**Saved entries**

======

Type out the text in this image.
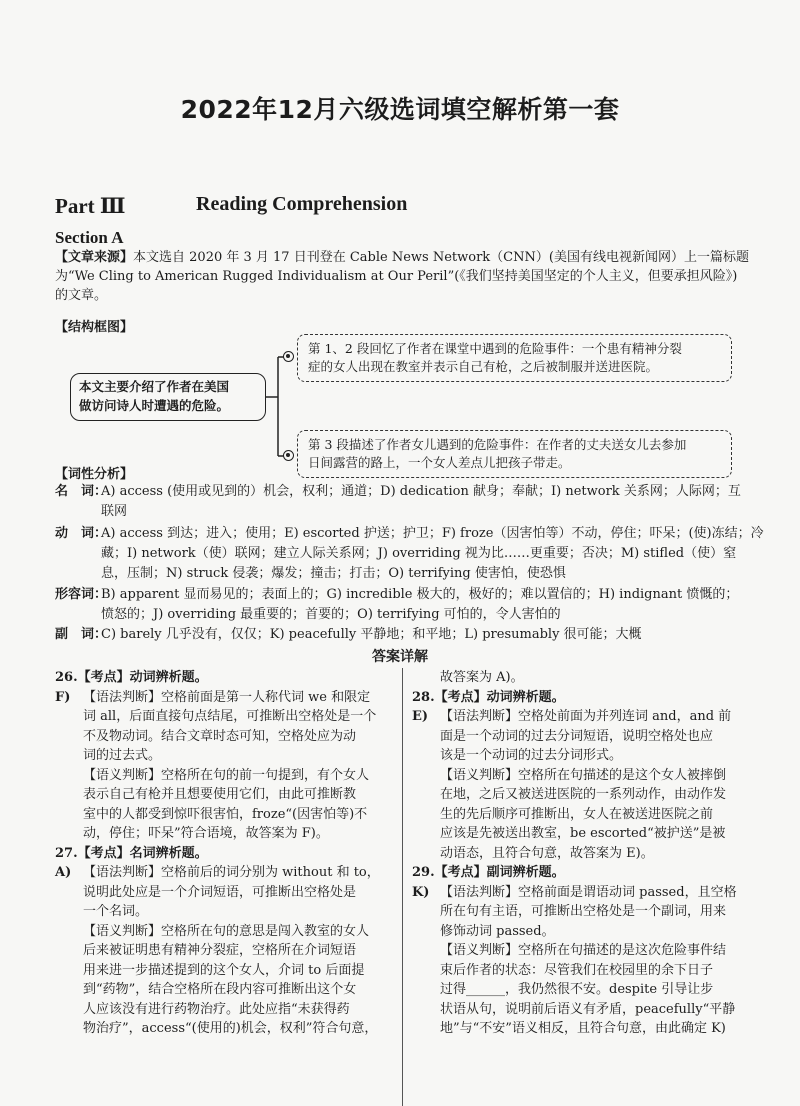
2022年12月六级选词填空解析第一套
Part Ⅲ	Reading Comprehension
Section A
【文章来源】本文选自 2020 年 3 月 17 日刊登在 Cable News Network（CNN）(美国有线电视新闻网）上一篇标题
为“We Cling to American Rugged Individualism at Our Peril”(《我们坚持美国坚定的个人主义，但要承担风险》)
的文章。
【结构框图】
本文主要介绍了作者在美国
做访问诗人时遭遇的危险。
第 1、2 段回忆了作者在课堂中遇到的危险事件：一个患有精神分裂
症的女人出现在教室并表示自己有枪，之后被制服并送进医院。
第 3 段描述了作者女儿遇到的危险事件：在作者的丈夫送女儿去参加
日间露营的路上，一个女人差点儿把孩子带走。
【词性分析】
名　词：
A) access (使用或见到的）机会，权利；通道；D) dedication 献身；奉献；I) network 关系网；人际网；互
联网
动　词：
A) access 到达；进入；使用；E) escorted 护送；护卫；F) froze（因害怕等）不动，停住；吓呆；(使)冻结；冷
藏；I) network（使）联网；建立人际关系网；J) overriding 视为比……更重要；否决；M) stifled（使）窒
息，压制；N) struck 侵袭；爆发；撞击；打击；O) terrifying 使害怕，使恐惧
形容词：
B) apparent 显而易见的；表面上的；G) incredible 极大的，极好的；难以置信的；H) indignant 愤慨的；
愤怒的；J) overriding 最重要的；首要的；O) terrifying 可怕的，令人害怕的
副　词：
C) barely 几乎没有，仅仅；K) peacefully 平静地；和平地；L) presumably 很可能；大概
答案详解
26.【考点】动词辨析题。
F) 【语法判断】空格前面是第一人称代词 we 和限定
词 all，后面直接句点结尾，可推断出空格处是一个
不及物动词。结合文章时态可知，空格处应为动
词的过去式。
【语义判断】空格所在句的前一句提到，有个女人
表示自己有枪并且想要使用它们，由此可推断教
室中的人都受到惊吓很害怕，froze“(因害怕等)不
动，停住；吓呆”符合语境，故答案为 F)。
27.【考点】名词辨析题。
A) 【语法判断】空格前后的词分别为 without 和 to，
说明此处应是一个介词短语，可推断出空格处是
一个名词。
【语义判断】空格所在句的意思是闯入教室的女人
后来被证明患有精神分裂症，空格所在介词短语
用来进一步描述提到的这个女人，介词 to 后面提
到“药物”，结合空格所在段内容可推断出这个女
人应该没有进行药物治疗。此处应指“未获得药
物治疗”，access“(使用的)机会，权利”符合句意，
故答案为 A)。
28.【考点】动词辨析题。
E) 【语法判断】空格处前面为并列连词 and，and 前
面是一个动词的过去分词短语，说明空格处也应
该是一个动词的过去分词形式。
【语义判断】空格所在句描述的是这个女人被摔倒
在地，之后又被送进医院的一系列动作，由动作发
生的先后顺序可推断出，女人在被送进医院之前
应该是先被送出教室，be escorted“被护送”是被
动语态，且符合句意，故答案为 E)。
29.【考点】副词辨析题。
K) 【语法判断】空格前面是谓语动词 passed，且空格
所在句有主语，可推断出空格处是一个副词，用来
修饰动词 passed。
【语义判断】空格所在句描述的是这次危险事件结
束后作者的状态：尽管我们在校园里的余下日子
过得______，我仍然很不安。despite 引导让步
状语从句，说明前后语义有矛盾，peacefully“平静
地”与“不安”语义相反，且符合句意，由此确定 K)
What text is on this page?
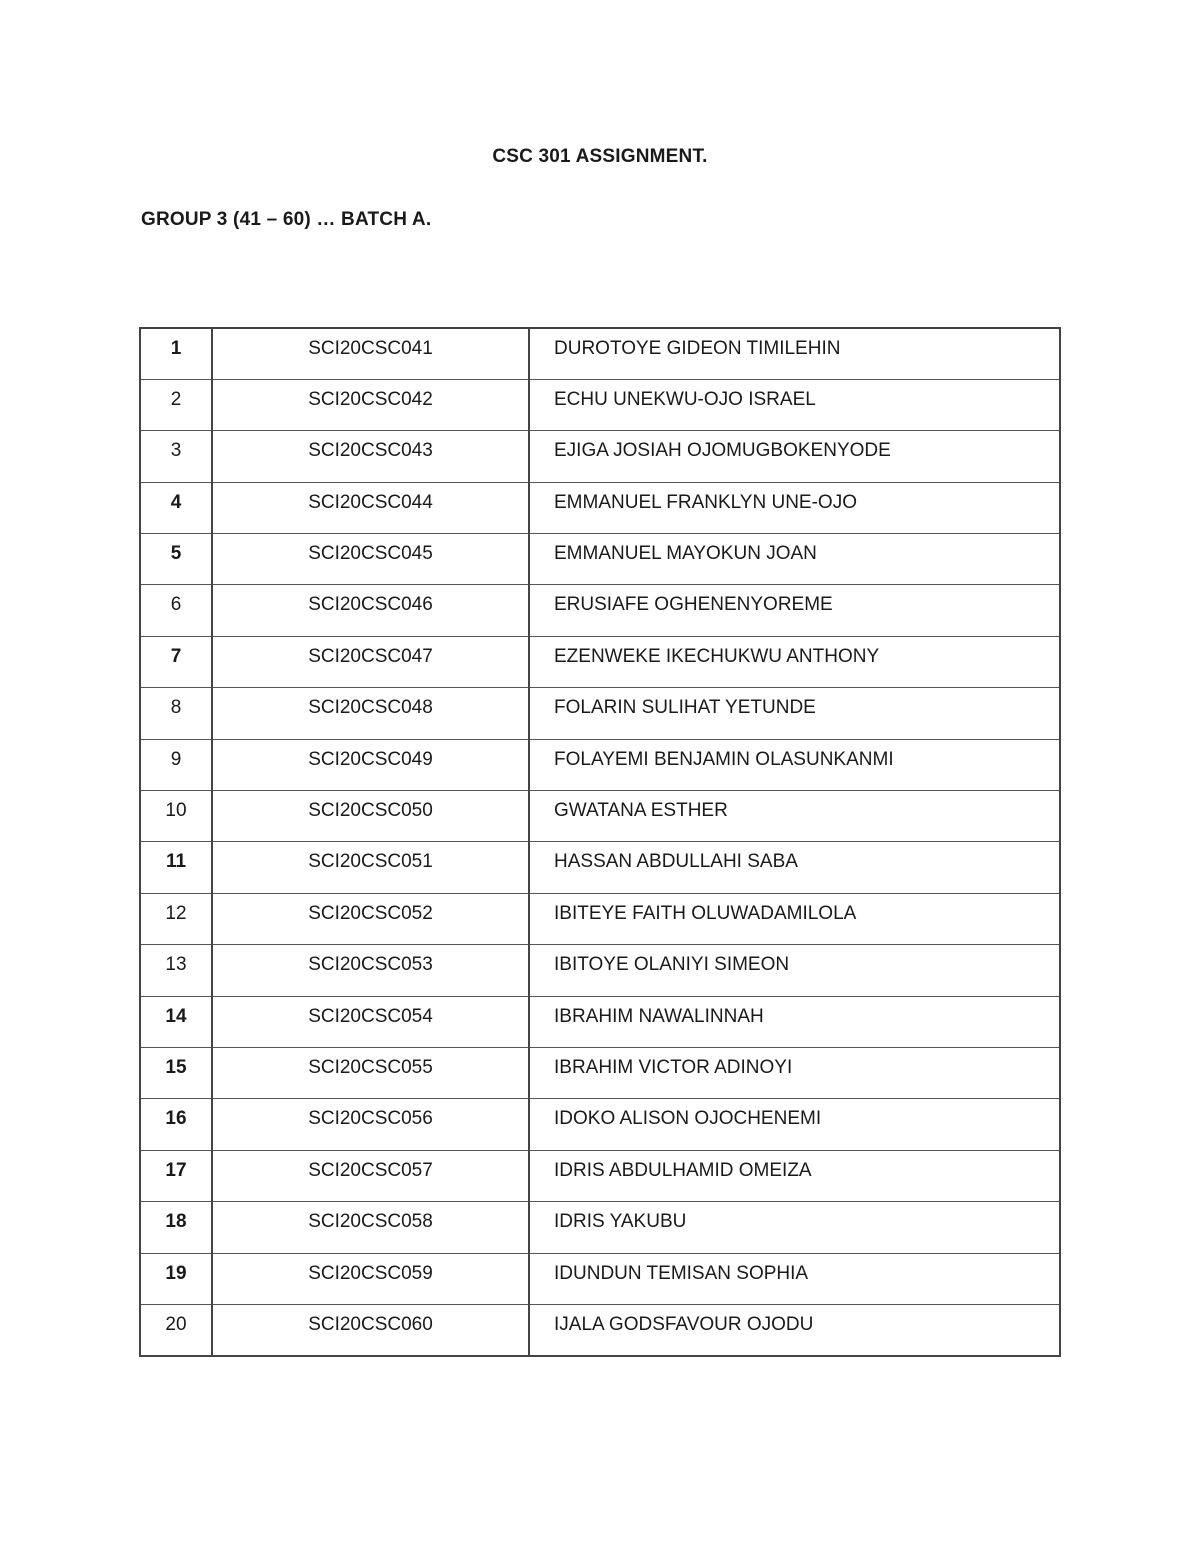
CSC 301 ASSIGNMENT.
GROUP 3 (41 – 60) … BATCH A.
1	SCI20CSC041	DUROTOYE GIDEON TIMILEHIN

2	SCI20CSC042	ECHU UNEKWU-OJO ISRAEL

3	SCI20CSC043	EJIGA JOSIAH OJOMUGBOKENYODE

4	SCI20CSC044	EMMANUEL FRANKLYN UNE-OJO

5	SCI20CSC045	EMMANUEL MAYOKUN JOAN

6	SCI20CSC046	ERUSIAFE OGHENENYOREME

7	SCI20CSC047	EZENWEKE IKECHUKWU ANTHONY

8	SCI20CSC048	FOLARIN SULIHAT YETUNDE

9	SCI20CSC049	FOLAYEMI BENJAMIN OLASUNKANMI

10	SCI20CSC050	GWATANA ESTHER

11	SCI20CSC051	HASSAN ABDULLAHI SABA

12	SCI20CSC052	IBITEYE FAITH OLUWADAMILOLA

13	SCI20CSC053	IBITOYE OLANIYI SIMEON

14	SCI20CSC054	IBRAHIM NAWALINNAH

15	SCI20CSC055	IBRAHIM VICTOR ADINOYI

16	SCI20CSC056	IDOKO ALISON OJOCHENEMI

17	SCI20CSC057	IDRIS ABDULHAMID OMEIZA

18	SCI20CSC058	IDRIS YAKUBU

19	SCI20CSC059	IDUNDUN TEMISAN SOPHIA

20	SCI20CSC060	IJALA GODSFAVOUR OJODU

======

**DIRECTIONS**
Every record is to be reproduced exactly, with no pictures included.

**WRITTEN ANSWER**
Type out the text in this image.
2022年12月六级选词填空解析第一套
Part Ⅲ	Reading Comprehension
Section A
【文章来源】本文选自 2020 年 3 月 17 日刊登在 Cable News Network（CNN）(美国有线电视新闻网）上一篇标题
为“We Cling to American Rugged Individualism at Our Peril”(《我们坚持美国坚定的个人主义，但要承担风险》)
的文章。
【结构框图】
本文主要介绍了作者在美国
做访问诗人时遭遇的危险。
第 1、2 段回忆了作者在课堂中遇到的危险事件：一个患有精神分裂
症的女人出现在教室并表示自己有枪，之后被制服并送进医院。
第 3 段描述了作者女儿遇到的危险事件：在作者的丈夫送女儿去参加
日间露营的路上，一个女人差点儿把孩子带走。
【词性分析】
名　词：
A) access (使用或见到的）机会，权利；通道；D) dedication 献身；奉献；I) network 关系网；人际网；互
联网
动　词：
A) access 到达；进入；使用；E) escorted 护送；护卫；F) froze（因害怕等）不动，停住；吓呆；(使)冻结；冷
藏；I) network（使）联网；建立人际关系网；J) overriding 视为比……更重要；否决；M) stifled（使）窒
息，压制；N) struck 侵袭；爆发；撞击；打击；O) terrifying 使害怕，使恐惧
形容词：
B) apparent 显而易见的；表面上的；G) incredible 极大的，极好的；难以置信的；H) indignant 愤慨的；
愤怒的；J) overriding 最重要的；首要的；O) terrifying 可怕的，令人害怕的
副　词：
C) barely 几乎没有，仅仅；K) peacefully 平静地；和平地；L) presumably 很可能；大概
答案详解
26.【考点】动词辨析题。
F) 【语法判断】空格前面是第一人称代词 we 和限定
词 all，后面直接句点结尾，可推断出空格处是一个
不及物动词。结合文章时态可知，空格处应为动
词的过去式。
【语义判断】空格所在句的前一句提到，有个女人
表示自己有枪并且想要使用它们，由此可推断教
室中的人都受到惊吓很害怕，froze“(因害怕等)不
动，停住；吓呆”符合语境，故答案为 F)。
27.【考点】名词辨析题。
A) 【语法判断】空格前后的词分别为 without 和 to，
说明此处应是一个介词短语，可推断出空格处是
一个名词。
【语义判断】空格所在句的意思是闯入教室的女人
后来被证明患有精神分裂症，空格所在介词短语
用来进一步描述提到的这个女人，介词 to 后面提
到“药物”，结合空格所在段内容可推断出这个女
人应该没有进行药物治疗。此处应指“未获得药
物治疗”，access“(使用的)机会，权利”符合句意，
故答案为 A)。
28.【考点】动词辨析题。
E) 【语法判断】空格处前面为并列连词 and，and 前
面是一个动词的过去分词短语，说明空格处也应
该是一个动词的过去分词形式。
【语义判断】空格所在句描述的是这个女人被摔倒
在地，之后又被送进医院的一系列动作，由动作发
生的先后顺序可推断出，女人在被送进医院之前
应该是先被送出教室，be escorted“被护送”是被
动语态，且符合句意，故答案为 E)。
29.【考点】副词辨析题。
K) 【语法判断】空格前面是谓语动词 passed，且空格
所在句有主语，可推断出空格处是一个副词，用来
修饰动词 passed。
【语义判断】空格所在句描述的是这次危险事件结
束后作者的状态：尽管我们在校园里的余下日子
过得______，我仍然很不安。despite 引导让步
状语从句，说明前后语义有矛盾，peacefully“平静
地”与“不安”语义相反，且符合句意，由此确定 K)
What text is on this page?
CSC 301 ASSIGNMENT.
GROUP 3 (41 – 60) … BATCH A.
1	SCI20CSC041	DUROTOYE GIDEON TIMILEHIN

2	SCI20CSC042	ECHU UNEKWU-OJO ISRAEL

3	SCI20CSC043	EJIGA JOSIAH OJOMUGBOKENYODE

4	SCI20CSC044	EMMANUEL FRANKLYN UNE-OJO

5	SCI20CSC045	EMMANUEL MAYOKUN JOAN

6	SCI20CSC046	ERUSIAFE OGHENENYOREME

7	SCI20CSC047	EZENWEKE IKECHUKWU ANTHONY

8	SCI20CSC048	FOLARIN SULIHAT YETUNDE

9	SCI20CSC049	FOLAYEMI BENJAMIN OLASUNKANMI

10	SCI20CSC050	GWATANA ESTHER

11	SCI20CSC051	HASSAN ABDULLAHI SABA

12	SCI20CSC052	IBITEYE FAITH OLUWADAMILOLA

13	SCI20CSC053	IBITOYE OLANIYI SIMEON

14	SCI20CSC054	IBRAHIM NAWALINNAH

15	SCI20CSC055	IBRAHIM VICTOR ADINOYI

16	SCI20CSC056	IDOKO ALISON OJOCHENEMI

17	SCI20CSC057	IDRIS ABDULHAMID OMEIZA

18	SCI20CSC058	IDRIS YAKUBU

19	SCI20CSC059	IDUNDUN TEMISAN SOPHIA

20	SCI20CSC060	IJALA GODSFAVOUR OJODU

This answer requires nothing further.